* **WHAT IS REQUIRED**
Please copy every line of the records below that holds the word "none".

(Entries from a dataset)
=====

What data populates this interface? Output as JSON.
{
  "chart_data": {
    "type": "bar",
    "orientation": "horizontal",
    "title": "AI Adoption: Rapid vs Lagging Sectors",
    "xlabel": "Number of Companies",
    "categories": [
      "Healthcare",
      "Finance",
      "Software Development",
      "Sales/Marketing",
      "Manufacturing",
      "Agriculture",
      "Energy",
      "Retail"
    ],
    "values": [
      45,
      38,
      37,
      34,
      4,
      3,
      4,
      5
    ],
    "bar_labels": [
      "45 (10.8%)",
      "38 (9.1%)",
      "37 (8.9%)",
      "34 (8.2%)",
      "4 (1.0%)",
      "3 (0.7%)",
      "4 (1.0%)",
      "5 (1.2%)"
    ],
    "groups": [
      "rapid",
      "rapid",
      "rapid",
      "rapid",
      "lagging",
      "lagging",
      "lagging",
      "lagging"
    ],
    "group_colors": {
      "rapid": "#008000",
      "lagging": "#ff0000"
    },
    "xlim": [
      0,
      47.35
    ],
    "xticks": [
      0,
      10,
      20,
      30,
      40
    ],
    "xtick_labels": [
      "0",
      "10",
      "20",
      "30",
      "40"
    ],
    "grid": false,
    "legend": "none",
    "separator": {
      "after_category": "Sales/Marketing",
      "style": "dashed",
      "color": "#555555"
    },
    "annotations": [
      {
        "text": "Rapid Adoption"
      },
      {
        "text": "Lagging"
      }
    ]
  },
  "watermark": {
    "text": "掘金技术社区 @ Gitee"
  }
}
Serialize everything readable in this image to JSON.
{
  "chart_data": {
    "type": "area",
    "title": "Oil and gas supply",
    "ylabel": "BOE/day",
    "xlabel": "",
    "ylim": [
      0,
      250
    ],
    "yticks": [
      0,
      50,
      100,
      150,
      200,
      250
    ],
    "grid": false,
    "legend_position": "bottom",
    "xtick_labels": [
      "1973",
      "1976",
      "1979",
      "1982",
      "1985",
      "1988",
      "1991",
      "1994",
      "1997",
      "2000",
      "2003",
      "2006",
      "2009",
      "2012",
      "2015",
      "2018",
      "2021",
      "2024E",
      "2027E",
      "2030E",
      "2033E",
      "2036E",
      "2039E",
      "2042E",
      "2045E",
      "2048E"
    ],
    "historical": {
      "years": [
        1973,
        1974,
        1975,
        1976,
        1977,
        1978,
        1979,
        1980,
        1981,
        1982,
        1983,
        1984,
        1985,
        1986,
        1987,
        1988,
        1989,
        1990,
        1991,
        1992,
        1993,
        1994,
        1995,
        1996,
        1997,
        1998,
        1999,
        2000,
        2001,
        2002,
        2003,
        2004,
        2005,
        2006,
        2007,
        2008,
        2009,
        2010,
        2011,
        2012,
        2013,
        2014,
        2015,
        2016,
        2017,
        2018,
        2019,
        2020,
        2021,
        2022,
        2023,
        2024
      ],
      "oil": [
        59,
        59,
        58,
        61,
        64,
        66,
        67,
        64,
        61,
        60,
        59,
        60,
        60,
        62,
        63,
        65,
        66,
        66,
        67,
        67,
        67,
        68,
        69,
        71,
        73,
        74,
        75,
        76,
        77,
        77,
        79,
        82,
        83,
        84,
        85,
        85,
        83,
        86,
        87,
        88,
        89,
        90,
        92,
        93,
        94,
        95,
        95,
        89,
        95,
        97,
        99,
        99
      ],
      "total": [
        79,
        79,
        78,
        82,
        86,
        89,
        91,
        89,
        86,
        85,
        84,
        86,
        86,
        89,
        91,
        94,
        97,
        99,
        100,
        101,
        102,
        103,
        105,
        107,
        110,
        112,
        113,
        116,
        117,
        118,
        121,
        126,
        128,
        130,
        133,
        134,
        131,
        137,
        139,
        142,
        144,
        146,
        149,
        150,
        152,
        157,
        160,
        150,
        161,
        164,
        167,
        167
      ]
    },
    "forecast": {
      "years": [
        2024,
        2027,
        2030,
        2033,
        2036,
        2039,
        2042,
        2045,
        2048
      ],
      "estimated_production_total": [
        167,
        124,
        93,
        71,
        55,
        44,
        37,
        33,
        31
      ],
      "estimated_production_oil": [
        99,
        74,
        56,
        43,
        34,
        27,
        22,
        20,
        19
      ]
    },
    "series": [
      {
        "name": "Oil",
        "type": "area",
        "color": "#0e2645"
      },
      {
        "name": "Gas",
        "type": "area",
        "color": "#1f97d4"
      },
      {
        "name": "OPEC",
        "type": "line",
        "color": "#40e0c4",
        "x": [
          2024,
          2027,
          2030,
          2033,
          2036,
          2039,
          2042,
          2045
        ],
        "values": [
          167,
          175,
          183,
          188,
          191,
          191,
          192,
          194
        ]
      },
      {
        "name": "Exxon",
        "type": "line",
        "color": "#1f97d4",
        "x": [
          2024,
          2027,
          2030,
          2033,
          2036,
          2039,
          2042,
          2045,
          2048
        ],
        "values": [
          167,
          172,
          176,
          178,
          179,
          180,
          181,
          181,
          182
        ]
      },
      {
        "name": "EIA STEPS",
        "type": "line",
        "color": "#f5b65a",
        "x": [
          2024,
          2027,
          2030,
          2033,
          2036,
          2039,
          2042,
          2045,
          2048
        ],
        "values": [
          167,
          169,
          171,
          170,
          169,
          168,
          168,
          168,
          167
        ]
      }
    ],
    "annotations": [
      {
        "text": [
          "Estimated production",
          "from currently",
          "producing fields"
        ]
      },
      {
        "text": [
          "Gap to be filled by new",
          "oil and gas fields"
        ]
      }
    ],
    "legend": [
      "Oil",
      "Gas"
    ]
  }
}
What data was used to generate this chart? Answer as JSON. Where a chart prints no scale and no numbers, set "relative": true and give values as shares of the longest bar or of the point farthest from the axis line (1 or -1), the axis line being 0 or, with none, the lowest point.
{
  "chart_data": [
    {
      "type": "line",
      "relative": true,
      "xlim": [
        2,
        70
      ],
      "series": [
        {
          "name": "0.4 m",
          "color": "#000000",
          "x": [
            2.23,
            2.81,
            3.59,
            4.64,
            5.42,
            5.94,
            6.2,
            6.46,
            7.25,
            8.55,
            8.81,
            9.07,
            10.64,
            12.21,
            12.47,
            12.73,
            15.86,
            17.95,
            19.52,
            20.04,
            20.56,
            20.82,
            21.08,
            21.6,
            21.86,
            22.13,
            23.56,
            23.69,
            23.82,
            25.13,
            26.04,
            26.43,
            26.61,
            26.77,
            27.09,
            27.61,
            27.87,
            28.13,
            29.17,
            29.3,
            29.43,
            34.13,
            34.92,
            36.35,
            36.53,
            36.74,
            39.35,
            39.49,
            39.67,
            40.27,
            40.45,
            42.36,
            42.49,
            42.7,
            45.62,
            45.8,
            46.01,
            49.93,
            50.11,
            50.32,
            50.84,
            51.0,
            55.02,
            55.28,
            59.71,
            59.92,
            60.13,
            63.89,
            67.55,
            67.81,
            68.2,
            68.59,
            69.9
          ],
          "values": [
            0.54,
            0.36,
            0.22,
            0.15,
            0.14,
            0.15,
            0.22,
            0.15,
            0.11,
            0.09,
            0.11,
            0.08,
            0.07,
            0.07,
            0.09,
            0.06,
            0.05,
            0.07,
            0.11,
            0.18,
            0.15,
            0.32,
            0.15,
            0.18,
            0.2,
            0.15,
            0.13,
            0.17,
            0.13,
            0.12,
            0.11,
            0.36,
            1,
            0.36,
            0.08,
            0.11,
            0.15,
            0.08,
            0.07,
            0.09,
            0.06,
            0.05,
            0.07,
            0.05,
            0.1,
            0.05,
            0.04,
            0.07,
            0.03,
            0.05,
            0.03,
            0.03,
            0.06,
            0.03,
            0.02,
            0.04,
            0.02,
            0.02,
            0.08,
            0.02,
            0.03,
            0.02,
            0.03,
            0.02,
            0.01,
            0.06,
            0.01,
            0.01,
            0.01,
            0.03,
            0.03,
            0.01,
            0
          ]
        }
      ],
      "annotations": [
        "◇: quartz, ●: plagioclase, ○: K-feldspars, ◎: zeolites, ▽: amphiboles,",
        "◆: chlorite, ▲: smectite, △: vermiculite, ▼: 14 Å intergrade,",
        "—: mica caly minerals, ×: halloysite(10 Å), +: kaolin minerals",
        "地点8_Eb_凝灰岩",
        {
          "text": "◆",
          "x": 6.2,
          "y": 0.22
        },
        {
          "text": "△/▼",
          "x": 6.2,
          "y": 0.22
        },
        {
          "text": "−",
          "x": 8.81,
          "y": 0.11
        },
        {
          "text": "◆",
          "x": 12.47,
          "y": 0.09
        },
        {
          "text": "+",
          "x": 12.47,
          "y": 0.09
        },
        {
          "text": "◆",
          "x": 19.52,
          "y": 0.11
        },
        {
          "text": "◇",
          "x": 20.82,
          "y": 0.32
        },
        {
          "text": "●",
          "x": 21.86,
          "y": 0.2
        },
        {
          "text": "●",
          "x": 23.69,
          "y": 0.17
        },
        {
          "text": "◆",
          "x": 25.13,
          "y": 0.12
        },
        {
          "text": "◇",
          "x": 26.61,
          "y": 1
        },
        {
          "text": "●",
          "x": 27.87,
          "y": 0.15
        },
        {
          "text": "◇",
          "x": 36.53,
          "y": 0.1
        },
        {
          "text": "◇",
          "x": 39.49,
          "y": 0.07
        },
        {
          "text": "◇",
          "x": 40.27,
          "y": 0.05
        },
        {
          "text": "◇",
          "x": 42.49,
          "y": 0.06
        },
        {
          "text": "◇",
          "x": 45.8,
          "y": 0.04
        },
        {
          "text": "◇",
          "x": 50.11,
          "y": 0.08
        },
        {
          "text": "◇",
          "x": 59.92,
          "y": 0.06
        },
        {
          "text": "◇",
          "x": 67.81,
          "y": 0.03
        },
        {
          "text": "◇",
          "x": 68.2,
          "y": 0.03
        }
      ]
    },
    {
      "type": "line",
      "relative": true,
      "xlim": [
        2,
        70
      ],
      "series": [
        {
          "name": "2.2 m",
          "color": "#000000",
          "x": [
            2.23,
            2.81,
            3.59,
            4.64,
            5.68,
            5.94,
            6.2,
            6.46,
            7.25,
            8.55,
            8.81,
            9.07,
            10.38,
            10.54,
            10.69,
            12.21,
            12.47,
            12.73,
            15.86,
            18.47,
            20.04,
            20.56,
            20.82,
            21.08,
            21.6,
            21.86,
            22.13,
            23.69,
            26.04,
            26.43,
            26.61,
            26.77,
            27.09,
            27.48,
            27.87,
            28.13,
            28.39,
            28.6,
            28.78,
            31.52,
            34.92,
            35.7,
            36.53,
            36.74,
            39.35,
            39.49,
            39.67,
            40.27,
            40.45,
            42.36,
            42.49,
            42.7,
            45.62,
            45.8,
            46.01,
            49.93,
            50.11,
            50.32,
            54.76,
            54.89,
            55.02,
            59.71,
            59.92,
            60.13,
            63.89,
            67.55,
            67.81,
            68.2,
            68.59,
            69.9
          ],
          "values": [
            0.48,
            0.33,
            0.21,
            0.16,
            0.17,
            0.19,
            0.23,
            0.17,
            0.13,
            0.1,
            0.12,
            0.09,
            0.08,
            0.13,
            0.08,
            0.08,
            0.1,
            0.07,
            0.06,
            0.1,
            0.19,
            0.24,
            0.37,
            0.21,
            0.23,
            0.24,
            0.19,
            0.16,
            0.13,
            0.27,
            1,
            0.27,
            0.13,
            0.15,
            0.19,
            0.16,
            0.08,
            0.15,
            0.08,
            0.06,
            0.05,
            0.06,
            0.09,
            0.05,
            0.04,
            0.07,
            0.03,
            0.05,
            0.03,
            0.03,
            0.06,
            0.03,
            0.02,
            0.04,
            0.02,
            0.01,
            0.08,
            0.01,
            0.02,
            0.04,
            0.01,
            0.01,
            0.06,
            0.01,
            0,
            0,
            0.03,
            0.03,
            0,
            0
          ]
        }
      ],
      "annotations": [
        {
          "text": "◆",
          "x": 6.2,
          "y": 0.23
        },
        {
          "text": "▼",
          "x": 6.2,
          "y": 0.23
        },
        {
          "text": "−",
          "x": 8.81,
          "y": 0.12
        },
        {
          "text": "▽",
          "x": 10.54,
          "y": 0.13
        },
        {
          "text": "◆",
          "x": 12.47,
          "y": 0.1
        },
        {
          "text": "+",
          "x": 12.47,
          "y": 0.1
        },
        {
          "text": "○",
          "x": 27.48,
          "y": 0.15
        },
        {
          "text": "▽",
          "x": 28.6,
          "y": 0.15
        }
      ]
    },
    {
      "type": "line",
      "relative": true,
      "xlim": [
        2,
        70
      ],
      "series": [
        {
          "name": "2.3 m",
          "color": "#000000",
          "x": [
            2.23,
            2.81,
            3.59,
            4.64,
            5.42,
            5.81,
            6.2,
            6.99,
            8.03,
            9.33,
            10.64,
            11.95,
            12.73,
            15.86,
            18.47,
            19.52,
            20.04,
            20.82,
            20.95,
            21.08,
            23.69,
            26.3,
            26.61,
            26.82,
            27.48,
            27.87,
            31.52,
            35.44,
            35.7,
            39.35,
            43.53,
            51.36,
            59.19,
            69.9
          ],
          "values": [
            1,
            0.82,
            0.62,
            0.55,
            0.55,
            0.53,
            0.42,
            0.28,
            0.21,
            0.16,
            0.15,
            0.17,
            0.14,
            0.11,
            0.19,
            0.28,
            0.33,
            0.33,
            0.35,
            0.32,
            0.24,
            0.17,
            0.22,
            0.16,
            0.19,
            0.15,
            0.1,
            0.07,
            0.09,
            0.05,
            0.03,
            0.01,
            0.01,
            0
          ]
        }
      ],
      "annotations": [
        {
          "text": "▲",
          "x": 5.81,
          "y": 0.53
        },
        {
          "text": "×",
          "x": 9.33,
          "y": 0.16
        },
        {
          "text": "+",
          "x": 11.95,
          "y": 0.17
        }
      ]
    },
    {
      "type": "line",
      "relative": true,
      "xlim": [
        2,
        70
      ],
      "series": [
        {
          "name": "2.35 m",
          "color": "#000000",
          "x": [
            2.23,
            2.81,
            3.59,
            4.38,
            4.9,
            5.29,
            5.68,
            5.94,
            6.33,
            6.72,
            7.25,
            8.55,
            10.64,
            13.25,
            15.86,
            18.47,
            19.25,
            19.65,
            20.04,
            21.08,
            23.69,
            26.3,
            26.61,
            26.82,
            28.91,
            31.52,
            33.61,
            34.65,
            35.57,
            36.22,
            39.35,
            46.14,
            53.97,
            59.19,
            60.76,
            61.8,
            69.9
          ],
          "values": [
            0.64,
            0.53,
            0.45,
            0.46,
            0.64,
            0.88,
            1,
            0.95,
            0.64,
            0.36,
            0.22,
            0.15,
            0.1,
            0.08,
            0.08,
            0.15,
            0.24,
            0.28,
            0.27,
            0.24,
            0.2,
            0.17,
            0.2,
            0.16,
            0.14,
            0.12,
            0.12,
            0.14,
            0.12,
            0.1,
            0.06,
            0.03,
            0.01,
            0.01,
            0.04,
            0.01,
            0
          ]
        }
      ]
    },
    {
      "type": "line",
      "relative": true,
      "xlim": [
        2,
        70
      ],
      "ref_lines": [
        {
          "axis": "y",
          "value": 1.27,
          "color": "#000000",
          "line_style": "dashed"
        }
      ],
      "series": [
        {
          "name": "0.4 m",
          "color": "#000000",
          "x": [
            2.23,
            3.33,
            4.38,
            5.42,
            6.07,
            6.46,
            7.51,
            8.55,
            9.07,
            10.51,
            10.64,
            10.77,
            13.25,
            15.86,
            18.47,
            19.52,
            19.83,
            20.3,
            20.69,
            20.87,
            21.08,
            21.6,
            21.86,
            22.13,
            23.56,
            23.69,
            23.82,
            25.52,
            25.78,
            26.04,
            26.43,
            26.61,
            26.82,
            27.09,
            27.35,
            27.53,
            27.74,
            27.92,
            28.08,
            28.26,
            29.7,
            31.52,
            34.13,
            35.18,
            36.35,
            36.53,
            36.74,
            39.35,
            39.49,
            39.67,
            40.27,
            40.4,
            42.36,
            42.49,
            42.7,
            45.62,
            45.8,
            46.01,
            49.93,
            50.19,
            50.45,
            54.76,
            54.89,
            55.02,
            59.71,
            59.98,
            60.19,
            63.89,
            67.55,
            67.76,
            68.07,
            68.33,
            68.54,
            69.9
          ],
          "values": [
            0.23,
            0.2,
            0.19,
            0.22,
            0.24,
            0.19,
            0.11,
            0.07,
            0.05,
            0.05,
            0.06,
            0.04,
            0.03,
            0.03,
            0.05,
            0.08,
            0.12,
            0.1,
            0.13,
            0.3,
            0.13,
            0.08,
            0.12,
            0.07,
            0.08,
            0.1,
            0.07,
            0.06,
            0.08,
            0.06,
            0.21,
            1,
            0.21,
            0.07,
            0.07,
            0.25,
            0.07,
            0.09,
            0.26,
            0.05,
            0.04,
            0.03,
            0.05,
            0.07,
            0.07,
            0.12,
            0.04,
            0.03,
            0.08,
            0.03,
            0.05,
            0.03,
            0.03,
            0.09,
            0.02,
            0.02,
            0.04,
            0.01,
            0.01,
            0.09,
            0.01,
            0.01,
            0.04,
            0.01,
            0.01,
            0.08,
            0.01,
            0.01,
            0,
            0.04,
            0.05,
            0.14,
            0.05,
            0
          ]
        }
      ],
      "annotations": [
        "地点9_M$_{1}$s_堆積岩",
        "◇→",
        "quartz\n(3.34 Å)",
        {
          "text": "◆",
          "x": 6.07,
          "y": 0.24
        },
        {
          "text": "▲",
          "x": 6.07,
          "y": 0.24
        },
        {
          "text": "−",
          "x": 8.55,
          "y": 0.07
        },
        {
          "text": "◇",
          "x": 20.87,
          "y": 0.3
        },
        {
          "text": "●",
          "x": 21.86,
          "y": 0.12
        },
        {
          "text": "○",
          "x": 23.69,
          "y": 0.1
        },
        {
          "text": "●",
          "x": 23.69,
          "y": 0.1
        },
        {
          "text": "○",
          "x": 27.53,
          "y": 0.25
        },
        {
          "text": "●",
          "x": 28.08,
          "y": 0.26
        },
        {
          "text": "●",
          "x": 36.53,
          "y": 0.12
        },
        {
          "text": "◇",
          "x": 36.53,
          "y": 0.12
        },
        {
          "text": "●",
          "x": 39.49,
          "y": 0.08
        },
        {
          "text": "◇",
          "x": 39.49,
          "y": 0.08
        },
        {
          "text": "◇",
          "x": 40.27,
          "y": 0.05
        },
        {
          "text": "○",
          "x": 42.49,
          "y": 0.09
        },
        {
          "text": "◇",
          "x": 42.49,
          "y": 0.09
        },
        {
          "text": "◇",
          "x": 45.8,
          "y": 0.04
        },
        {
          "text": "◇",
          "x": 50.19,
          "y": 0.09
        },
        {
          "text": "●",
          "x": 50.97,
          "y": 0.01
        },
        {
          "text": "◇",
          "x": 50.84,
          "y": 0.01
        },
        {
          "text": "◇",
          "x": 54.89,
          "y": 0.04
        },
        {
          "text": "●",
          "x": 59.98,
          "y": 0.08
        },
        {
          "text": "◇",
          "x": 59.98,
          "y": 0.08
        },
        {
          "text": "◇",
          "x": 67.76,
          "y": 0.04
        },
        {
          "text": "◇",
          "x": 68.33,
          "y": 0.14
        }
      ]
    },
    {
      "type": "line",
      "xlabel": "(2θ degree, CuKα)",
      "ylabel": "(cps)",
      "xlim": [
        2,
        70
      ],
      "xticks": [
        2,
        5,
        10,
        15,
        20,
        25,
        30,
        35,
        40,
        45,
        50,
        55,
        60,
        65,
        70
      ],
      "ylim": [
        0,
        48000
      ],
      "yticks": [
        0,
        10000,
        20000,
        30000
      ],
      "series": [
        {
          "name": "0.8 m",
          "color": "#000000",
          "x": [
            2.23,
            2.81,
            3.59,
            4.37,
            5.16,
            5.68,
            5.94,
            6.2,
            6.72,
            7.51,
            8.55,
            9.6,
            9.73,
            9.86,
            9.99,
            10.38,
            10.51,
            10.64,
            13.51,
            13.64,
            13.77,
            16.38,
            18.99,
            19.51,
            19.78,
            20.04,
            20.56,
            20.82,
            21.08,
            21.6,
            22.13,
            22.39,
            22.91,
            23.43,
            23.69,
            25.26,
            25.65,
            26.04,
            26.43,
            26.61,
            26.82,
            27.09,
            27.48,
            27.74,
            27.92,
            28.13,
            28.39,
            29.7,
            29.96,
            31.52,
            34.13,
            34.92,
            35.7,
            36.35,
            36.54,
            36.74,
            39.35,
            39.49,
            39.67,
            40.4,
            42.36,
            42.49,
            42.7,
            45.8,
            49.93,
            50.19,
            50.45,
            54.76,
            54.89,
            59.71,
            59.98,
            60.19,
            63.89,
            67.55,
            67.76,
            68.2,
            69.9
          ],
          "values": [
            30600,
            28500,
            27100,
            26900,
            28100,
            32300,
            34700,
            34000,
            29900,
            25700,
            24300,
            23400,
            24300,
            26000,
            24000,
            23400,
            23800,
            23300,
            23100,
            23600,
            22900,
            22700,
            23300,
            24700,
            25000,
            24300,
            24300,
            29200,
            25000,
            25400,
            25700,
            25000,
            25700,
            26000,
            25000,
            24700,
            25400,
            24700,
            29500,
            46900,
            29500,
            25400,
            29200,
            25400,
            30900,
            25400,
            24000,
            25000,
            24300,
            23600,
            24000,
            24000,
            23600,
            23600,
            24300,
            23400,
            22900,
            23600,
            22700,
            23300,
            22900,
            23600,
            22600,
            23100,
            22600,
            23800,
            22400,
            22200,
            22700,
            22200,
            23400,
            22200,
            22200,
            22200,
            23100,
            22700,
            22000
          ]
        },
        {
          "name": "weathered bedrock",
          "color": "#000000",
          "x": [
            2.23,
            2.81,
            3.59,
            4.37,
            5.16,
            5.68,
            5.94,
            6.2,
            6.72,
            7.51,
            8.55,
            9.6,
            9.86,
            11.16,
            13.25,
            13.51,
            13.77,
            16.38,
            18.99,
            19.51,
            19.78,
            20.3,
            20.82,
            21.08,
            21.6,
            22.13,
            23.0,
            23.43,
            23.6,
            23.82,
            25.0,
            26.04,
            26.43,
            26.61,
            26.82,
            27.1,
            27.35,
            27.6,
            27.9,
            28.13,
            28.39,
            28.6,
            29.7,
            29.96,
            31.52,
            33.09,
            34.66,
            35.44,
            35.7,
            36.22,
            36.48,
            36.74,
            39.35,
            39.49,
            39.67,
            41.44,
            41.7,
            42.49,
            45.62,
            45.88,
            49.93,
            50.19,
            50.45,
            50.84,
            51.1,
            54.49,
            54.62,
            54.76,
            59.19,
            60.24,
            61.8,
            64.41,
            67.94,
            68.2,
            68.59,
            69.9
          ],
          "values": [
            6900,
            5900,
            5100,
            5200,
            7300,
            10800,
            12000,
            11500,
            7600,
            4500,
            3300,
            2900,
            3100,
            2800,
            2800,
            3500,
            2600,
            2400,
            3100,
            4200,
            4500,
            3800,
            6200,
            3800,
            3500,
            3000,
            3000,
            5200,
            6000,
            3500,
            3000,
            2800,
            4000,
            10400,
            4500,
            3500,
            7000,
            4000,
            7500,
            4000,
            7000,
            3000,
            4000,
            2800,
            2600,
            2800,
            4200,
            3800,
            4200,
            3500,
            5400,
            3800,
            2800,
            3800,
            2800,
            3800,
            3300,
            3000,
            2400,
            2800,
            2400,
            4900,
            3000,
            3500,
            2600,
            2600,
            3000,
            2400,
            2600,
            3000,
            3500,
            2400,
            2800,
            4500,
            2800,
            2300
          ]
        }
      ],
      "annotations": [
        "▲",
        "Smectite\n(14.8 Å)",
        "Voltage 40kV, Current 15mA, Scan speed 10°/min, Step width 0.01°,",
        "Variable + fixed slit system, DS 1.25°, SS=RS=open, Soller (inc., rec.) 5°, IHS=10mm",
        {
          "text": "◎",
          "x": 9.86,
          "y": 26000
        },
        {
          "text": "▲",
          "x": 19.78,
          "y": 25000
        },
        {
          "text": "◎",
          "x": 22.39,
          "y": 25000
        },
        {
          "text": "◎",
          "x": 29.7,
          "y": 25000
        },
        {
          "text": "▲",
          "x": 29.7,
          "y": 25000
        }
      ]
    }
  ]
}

=====

* **ANSWER TO THE PROBLEM**
    "legend": "none",
What data was used to generate this chart? Answer as JSON. Where a chart prints no scale and no numbers, set "relative": true and give values as shares of the longest bar or of the point farthest from the axis line (1 or -1), the axis line being 0 or, with none, the lowest point.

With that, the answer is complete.